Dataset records
++++++

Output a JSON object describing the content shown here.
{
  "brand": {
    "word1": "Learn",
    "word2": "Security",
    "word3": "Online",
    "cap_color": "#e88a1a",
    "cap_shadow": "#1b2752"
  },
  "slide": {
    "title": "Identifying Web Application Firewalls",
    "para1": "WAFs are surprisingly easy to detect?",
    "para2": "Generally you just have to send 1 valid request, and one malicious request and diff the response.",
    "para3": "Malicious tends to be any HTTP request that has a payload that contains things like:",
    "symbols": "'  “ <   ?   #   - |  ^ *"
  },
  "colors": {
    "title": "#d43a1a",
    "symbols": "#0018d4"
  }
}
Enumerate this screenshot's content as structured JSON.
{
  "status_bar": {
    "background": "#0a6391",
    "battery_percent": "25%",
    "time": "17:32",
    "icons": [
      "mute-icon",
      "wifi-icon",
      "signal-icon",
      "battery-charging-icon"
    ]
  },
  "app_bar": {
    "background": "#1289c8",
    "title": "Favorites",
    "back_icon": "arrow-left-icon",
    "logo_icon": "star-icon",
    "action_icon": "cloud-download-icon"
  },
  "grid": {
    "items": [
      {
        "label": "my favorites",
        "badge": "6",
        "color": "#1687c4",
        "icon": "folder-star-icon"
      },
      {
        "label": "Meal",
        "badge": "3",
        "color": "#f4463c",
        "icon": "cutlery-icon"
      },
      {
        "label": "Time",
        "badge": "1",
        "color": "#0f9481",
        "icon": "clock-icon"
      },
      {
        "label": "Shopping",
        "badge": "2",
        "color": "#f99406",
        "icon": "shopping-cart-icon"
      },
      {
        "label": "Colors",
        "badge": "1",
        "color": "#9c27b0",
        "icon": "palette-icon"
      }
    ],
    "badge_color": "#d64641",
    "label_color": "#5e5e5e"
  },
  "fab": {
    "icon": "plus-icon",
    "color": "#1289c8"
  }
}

++++++

TASK INSTRUCTIONS
Take the records above and return them exactly as written.

THE RESULT
Output a JSON object describing the content shown here.
{
  "brand": {
    "word1": "Learn",
    "word2": "Security",
    "word3": "Online",
    "cap_color": "#e88a1a",
    "cap_shadow": "#1b2752"
  },
  "slide": {
    "title": "Identifying Web Application Firewalls",
    "para1": "WAFs are surprisingly easy to detect?",
    "para2": "Generally you just have to send 1 valid request, and one malicious request and diff the response.",
    "para3": "Malicious tends to be any HTTP request that has a payload that contains things like:",
    "symbols": "'  “ <   ?   #   - |  ^ *"
  },
  "colors": {
    "title": "#d43a1a",
    "symbols": "#0018d4"
  }
}
Enumerate this screenshot's content as structured JSON.
{
  "status_bar": {
    "background": "#0a6391",
    "battery_percent": "25%",
    "time": "17:32",
    "icons": [
      "mute-icon",
      "wifi-icon",
      "signal-icon",
      "battery-charging-icon"
    ]
  },
  "app_bar": {
    "background": "#1289c8",
    "title": "Favorites",
    "back_icon": "arrow-left-icon",
    "logo_icon": "star-icon",
    "action_icon": "cloud-download-icon"
  },
  "grid": {
    "items": [
      {
        "label": "my favorites",
        "badge": "6",
        "color": "#1687c4",
        "icon": "folder-star-icon"
      },
      {
        "label": "Meal",
        "badge": "3",
        "color": "#f4463c",
        "icon": "cutlery-icon"
      },
      {
        "label": "Time",
        "badge": "1",
        "color": "#0f9481",
        "icon": "clock-icon"
      },
      {
        "label": "Shopping",
        "badge": "2",
        "color": "#f99406",
        "icon": "shopping-cart-icon"
      },
      {
        "label": "Colors",
        "badge": "1",
        "color": "#9c27b0",
        "icon": "palette-icon"
      }
    ],
    "badge_color": "#d64641",
    "label_color": "#5e5e5e"
  },
  "fab": {
    "icon": "plus-icon",
    "color": "#1289c8"
  }
}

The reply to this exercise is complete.